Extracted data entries
(begin)

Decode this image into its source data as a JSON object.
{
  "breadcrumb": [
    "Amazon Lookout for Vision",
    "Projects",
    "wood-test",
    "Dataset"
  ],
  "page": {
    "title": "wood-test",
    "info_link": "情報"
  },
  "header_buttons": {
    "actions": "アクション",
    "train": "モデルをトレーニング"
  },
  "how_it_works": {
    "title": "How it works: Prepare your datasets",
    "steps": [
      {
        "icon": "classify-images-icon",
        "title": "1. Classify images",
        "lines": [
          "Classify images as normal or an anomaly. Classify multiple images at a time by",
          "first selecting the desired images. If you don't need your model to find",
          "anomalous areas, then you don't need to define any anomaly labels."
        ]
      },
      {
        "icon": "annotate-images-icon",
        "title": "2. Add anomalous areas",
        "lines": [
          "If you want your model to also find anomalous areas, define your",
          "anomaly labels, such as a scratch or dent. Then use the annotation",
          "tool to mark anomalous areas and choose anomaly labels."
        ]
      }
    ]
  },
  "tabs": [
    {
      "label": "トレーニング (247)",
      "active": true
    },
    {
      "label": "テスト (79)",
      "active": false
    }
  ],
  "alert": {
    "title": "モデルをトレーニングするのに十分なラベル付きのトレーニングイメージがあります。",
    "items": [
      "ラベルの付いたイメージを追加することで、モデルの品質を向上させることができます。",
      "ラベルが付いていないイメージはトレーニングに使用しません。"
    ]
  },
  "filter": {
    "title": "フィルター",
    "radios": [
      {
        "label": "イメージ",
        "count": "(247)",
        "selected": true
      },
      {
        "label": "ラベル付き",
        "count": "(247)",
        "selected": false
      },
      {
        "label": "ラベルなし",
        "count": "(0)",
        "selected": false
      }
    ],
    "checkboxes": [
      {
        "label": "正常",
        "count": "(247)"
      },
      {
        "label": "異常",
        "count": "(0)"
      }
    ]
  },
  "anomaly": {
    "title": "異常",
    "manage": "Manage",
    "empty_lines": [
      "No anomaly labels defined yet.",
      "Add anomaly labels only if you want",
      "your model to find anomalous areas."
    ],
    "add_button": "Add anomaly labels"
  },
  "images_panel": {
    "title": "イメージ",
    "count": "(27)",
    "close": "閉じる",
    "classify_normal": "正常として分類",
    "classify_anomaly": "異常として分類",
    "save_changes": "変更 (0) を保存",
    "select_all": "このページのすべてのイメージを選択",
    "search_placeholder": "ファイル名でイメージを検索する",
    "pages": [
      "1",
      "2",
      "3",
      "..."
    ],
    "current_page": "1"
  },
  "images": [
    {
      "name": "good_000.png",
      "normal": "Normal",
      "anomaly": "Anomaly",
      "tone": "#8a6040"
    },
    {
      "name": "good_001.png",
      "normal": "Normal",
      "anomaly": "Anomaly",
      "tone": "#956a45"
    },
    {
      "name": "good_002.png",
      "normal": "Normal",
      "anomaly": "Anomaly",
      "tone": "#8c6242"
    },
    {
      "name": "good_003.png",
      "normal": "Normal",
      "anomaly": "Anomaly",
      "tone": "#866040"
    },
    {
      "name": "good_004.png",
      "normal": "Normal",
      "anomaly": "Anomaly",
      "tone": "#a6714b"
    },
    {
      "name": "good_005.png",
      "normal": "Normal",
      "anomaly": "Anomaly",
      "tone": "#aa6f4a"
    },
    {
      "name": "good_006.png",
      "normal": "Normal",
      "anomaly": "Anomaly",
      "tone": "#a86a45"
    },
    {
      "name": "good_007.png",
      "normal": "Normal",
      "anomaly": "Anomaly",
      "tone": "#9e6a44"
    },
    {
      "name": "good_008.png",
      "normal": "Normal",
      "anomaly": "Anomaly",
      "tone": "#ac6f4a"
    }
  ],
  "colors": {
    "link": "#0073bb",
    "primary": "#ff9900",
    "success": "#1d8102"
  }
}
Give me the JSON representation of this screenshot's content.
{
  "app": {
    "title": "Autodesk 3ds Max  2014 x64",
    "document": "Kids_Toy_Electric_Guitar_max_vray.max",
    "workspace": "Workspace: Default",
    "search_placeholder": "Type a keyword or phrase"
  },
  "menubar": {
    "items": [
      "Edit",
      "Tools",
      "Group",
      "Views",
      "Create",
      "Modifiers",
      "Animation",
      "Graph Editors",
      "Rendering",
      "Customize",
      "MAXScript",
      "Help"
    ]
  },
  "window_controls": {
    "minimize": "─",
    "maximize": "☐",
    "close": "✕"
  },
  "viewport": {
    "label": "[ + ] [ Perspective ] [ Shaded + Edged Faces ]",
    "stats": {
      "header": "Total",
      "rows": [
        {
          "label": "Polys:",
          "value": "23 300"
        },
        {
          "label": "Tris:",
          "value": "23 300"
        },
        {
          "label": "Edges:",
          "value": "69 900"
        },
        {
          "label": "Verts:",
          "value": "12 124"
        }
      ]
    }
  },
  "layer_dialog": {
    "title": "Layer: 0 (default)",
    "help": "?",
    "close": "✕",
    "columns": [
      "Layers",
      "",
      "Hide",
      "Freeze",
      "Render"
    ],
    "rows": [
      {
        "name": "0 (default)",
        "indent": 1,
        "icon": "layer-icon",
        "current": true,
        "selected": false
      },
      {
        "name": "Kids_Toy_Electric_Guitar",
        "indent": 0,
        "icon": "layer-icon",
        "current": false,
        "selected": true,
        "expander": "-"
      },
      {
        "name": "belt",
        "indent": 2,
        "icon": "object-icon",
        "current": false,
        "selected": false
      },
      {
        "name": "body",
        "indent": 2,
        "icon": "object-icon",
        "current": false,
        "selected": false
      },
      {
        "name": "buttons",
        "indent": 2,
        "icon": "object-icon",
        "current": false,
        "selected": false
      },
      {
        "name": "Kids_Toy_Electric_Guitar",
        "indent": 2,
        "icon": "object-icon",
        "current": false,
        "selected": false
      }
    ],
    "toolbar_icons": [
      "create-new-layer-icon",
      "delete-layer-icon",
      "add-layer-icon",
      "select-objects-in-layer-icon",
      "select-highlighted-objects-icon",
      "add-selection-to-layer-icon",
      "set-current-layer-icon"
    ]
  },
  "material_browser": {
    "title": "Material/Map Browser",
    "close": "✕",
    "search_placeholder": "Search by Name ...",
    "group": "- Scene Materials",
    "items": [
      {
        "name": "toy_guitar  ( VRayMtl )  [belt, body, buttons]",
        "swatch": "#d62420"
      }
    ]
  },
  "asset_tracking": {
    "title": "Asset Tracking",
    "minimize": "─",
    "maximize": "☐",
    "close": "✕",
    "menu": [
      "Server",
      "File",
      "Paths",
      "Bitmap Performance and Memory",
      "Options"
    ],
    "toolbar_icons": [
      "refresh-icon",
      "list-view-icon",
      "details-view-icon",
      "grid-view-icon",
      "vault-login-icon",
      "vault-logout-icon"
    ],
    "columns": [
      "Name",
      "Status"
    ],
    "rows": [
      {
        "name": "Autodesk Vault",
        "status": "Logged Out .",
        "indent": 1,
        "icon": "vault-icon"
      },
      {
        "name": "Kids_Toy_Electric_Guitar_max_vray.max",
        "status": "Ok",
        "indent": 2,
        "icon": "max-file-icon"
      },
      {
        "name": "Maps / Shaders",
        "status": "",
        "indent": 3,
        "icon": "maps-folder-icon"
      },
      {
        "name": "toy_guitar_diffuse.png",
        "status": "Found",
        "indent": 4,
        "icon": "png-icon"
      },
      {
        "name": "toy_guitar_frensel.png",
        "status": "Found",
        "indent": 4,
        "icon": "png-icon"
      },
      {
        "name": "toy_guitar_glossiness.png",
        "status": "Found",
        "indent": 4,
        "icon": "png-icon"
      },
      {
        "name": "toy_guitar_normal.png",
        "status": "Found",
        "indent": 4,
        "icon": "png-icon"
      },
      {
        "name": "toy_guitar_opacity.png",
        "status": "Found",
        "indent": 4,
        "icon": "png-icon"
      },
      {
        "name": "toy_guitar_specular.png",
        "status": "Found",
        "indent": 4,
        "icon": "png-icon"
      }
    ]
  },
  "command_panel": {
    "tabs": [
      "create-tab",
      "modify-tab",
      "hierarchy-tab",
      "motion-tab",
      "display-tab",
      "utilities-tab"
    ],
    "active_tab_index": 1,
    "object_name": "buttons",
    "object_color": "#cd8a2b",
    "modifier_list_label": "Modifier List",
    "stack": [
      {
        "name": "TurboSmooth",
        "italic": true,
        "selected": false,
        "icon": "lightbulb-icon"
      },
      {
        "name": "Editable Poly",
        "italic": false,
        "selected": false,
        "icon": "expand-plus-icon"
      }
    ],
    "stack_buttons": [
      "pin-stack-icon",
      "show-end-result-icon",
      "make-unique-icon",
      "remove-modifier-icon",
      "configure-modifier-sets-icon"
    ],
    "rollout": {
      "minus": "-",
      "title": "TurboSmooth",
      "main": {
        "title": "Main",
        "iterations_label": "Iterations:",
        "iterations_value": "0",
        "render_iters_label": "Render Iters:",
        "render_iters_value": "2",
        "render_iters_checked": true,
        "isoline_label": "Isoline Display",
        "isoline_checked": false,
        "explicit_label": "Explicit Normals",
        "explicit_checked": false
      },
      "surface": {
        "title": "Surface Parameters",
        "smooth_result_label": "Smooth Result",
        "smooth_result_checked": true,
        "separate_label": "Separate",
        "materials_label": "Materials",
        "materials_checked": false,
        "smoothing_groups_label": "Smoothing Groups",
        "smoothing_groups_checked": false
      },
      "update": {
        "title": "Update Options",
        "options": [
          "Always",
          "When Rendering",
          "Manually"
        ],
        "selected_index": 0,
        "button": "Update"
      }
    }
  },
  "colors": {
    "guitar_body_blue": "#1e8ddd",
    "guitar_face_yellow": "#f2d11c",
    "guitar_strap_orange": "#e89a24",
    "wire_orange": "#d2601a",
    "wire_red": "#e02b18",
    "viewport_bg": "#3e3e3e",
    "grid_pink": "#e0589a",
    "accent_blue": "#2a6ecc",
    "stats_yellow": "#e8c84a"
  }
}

(end)

Look for the word "true" and return every line where it occurs.

      "active": true
        "selected": true
        "current": true,
        "selected": true,
        "italic": true,
        "render_iters_checked": true,
        "smooth_result_checked": true,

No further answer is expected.